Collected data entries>
⟨

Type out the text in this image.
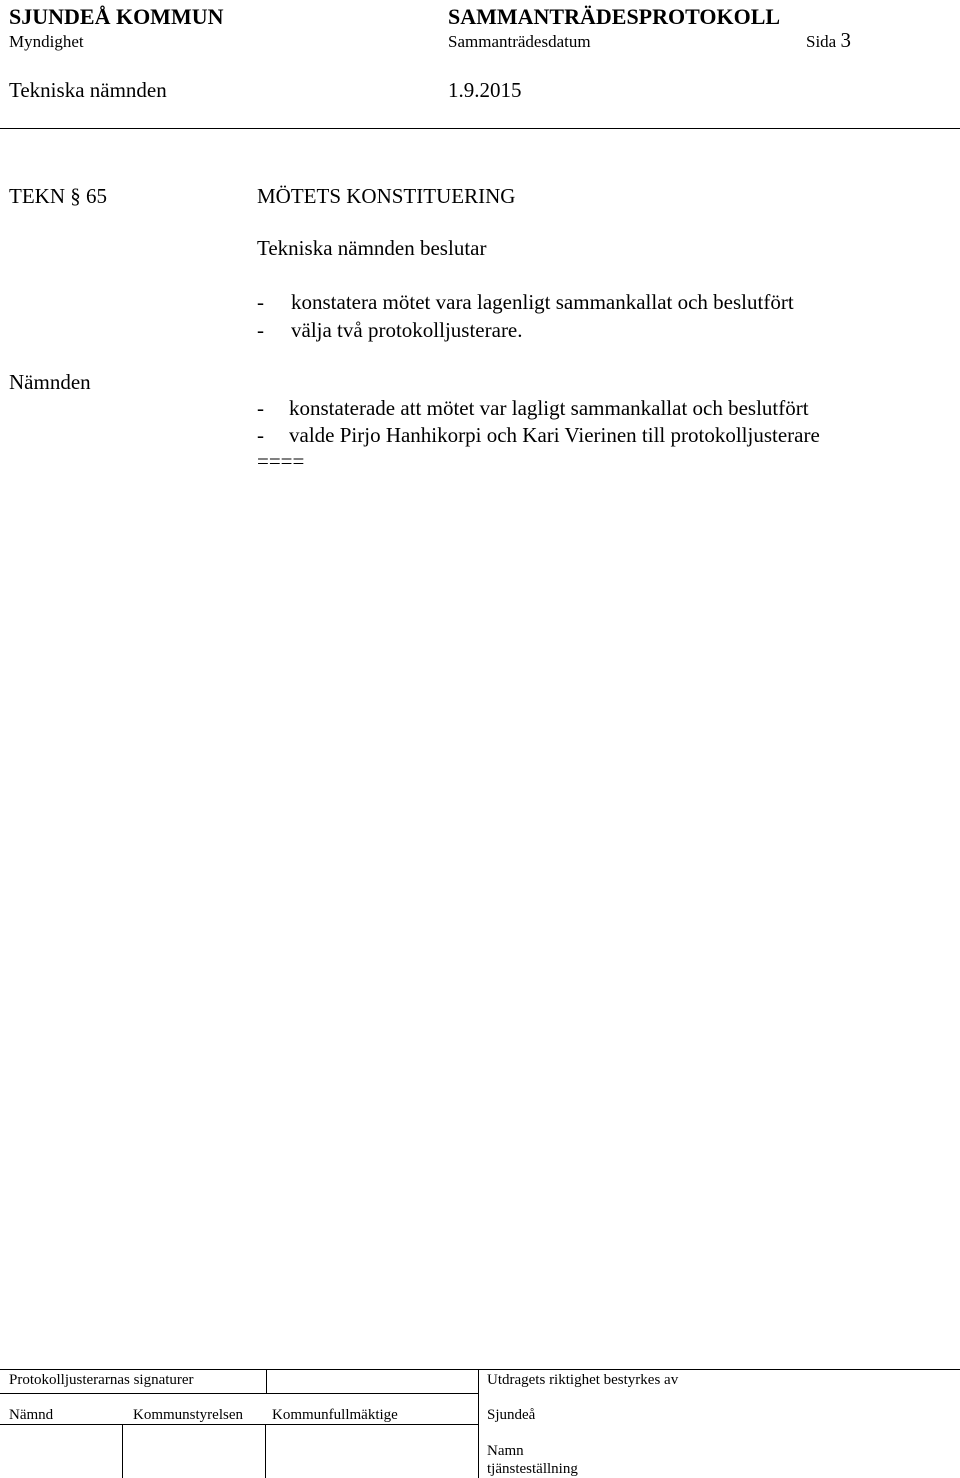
SJUNDEÅ KOMMUN	SAMMANTRÄDESPROTOKOLL
Myndighet	Sammanträdesdatum	Sida 3
Tekniska nämnden	1.9.2015
TEKN § 65	MÖTETS KONSTITUERING
Tekniska nämnden beslutar
- konstatera mötet vara lagenligt sammankallat och beslutfört
- välja två protokolljusterare.
Nämnden
- konstaterade att mötet var lagligt sammankallat och beslutfört
- valde Pirjo Hanhikorpi och Kari Vierinen till protokolljusterare
====
Protokolljusterarnas signaturer	Utdragets riktighet bestyrkes av
Nämnd	Kommunstyrelsen Kommunfullmäktige	Sjundeå
Namn
tjänsteställning
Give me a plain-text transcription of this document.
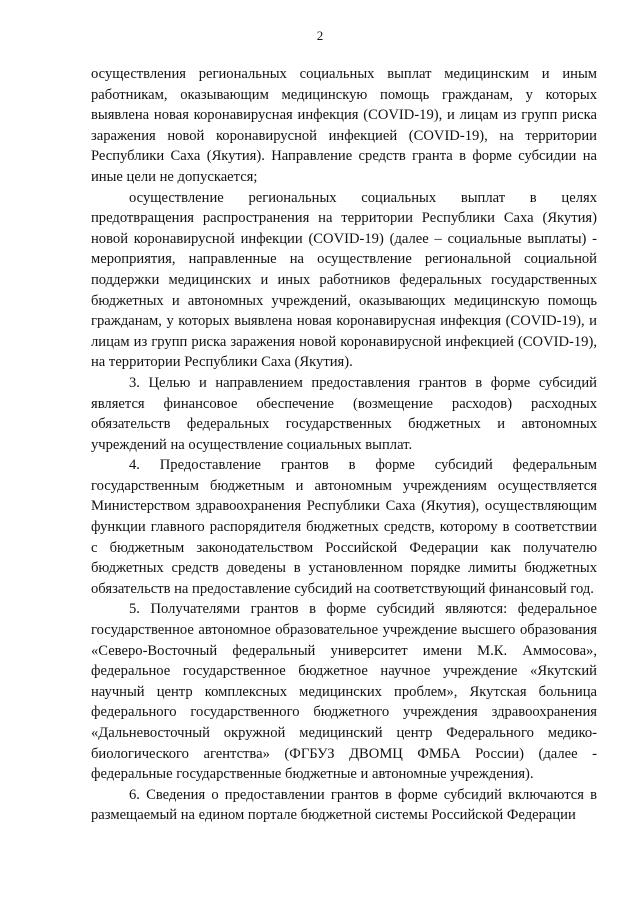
2

осуществления региональных социальных выплат медицинским и иным работникам, оказывающим медицинскую помощь гражданам, у которых выявлена новая коронавирусная инфекция (COVID-19), и лицам из групп риска заражения новой коронавирусной инфекцией (COVID-19), на территории Республики Саха (Якутия). Направление средств гранта в форме субсидии на иные цели не допускается;

осуществление региональных социальных выплат в целях предотвращения распространения на территории Республики Саха (Якутия) новой коронавирусной инфекции (COVID-19) (далее – социальные выплаты) - мероприятия, направленные на осуществление региональной социальной поддержки медицинских и иных работников федеральных государственных бюджетных и автономных учреждений, оказывающих медицинскую помощь гражданам, у которых выявлена новая коронавирусная инфекция (COVID-19), и лицам из групп риска заражения новой коронавирусной инфекцией (COVID-19), на территории Республики Саха (Якутия).

3. Целью и направлением предоставления грантов в форме субсидий является финансовое обеспечение (возмещение расходов) расходных обязательств федеральных государственных бюджетных и автономных учреждений на осуществление социальных выплат.

4. Предоставление грантов в форме субсидий федеральным государственным бюджетным и автономным учреждениям осуществляется Министерством здравоохранения Республики Саха (Якутия), осуществляющим функции главного распорядителя бюджетных средств, которому в соответствии с бюджетным законодательством Российской Федерации как получателю бюджетных средств доведены в установленном порядке лимиты бюджетных обязательств на предоставление субсидий на соответствующий финансовый год.

5. Получателями грантов в форме субсидий являются: федеральное государственное автономное образовательное учреждение высшего образования «Северо-Восточный федеральный университет имени М.К. Аммосова», федеральное государственное бюджетное научное учреждение «Якутский научный центр комплексных медицинских проблем», Якутская больница федерального государственного бюджетного учреждения здравоохранения «Дальневосточный окружной медицинский центр Федерального медико-биологического агентства» (ФГБУЗ ДВОМЦ ФМБА России) (далее - федеральные государственные бюджетные и автономные учреждения).

6. Сведения о предоставлении грантов в форме субсидий включаются в размещаемый на едином портале бюджетной системы Российской Федерации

⟩

Short task>
Take the listing and print it again exactly, but without any pictures.

Written response>
Type out the text in this image.
SJUNDEÅ KOMMUN	SAMMANTRÄDESPROTOKOLL
Myndighet	Sammanträdesdatum	Sida 3
Tekniska nämnden	1.9.2015
TEKN § 65	MÖTETS KONSTITUERING
Tekniska nämnden beslutar
- konstatera mötet vara lagenligt sammankallat och beslutfört
- välja två protokolljusterare.
Nämnden
- konstaterade att mötet var lagligt sammankallat och beslutfört
- valde Pirjo Hanhikorpi och Kari Vierinen till protokolljusterare
====
Protokolljusterarnas signaturer	Utdragets riktighet bestyrkes av
Nämnd	Kommunstyrelsen Kommunfullmäktige	Sjundeå
Namn
tjänsteställning
Give me a plain-text transcription of this document.
2

осуществления региональных социальных выплат медицинским и иным работникам, оказывающим медицинскую помощь гражданам, у которых выявлена новая коронавирусная инфекция (COVID-19), и лицам из групп риска заражения новой коронавирусной инфекцией (COVID-19), на территории Республики Саха (Якутия). Направление средств гранта в форме субсидии на иные цели не допускается;

осуществление региональных социальных выплат в целях предотвращения распространения на территории Республики Саха (Якутия) новой коронавирусной инфекции (COVID-19) (далее – социальные выплаты) - мероприятия, направленные на осуществление региональной социальной поддержки медицинских и иных работников федеральных государственных бюджетных и автономных учреждений, оказывающих медицинскую помощь гражданам, у которых выявлена новая коронавирусная инфекция (COVID-19), и лицам из групп риска заражения новой коронавирусной инфекцией (COVID-19), на территории Республики Саха (Якутия).

3. Целью и направлением предоставления грантов в форме субсидий является финансовое обеспечение (возмещение расходов) расходных обязательств федеральных государственных бюджетных и автономных учреждений на осуществление социальных выплат.

4. Предоставление грантов в форме субсидий федеральным государственным бюджетным и автономным учреждениям осуществляется Министерством здравоохранения Республики Саха (Якутия), осуществляющим функции главного распорядителя бюджетных средств, которому в соответствии с бюджетным законодательством Российской Федерации как получателю бюджетных средств доведены в установленном порядке лимиты бюджетных обязательств на предоставление субсидий на соответствующий финансовый год.

5. Получателями грантов в форме субсидий являются: федеральное государственное автономное образовательное учреждение высшего образования «Северо-Восточный федеральный университет имени М.К. Аммосова», федеральное государственное бюджетное научное учреждение «Якутский научный центр комплексных медицинских проблем», Якутская больница федерального государственного бюджетного учреждения здравоохранения «Дальневосточный окружной медицинский центр Федерального медико-биологического агентства» (ФГБУЗ ДВОМЦ ФМБА России) (далее - федеральные государственные бюджетные и автономные учреждения).

6. Сведения о предоставлении грантов в форме субсидий включаются в размещаемый на едином портале бюджетной системы Российской Федерации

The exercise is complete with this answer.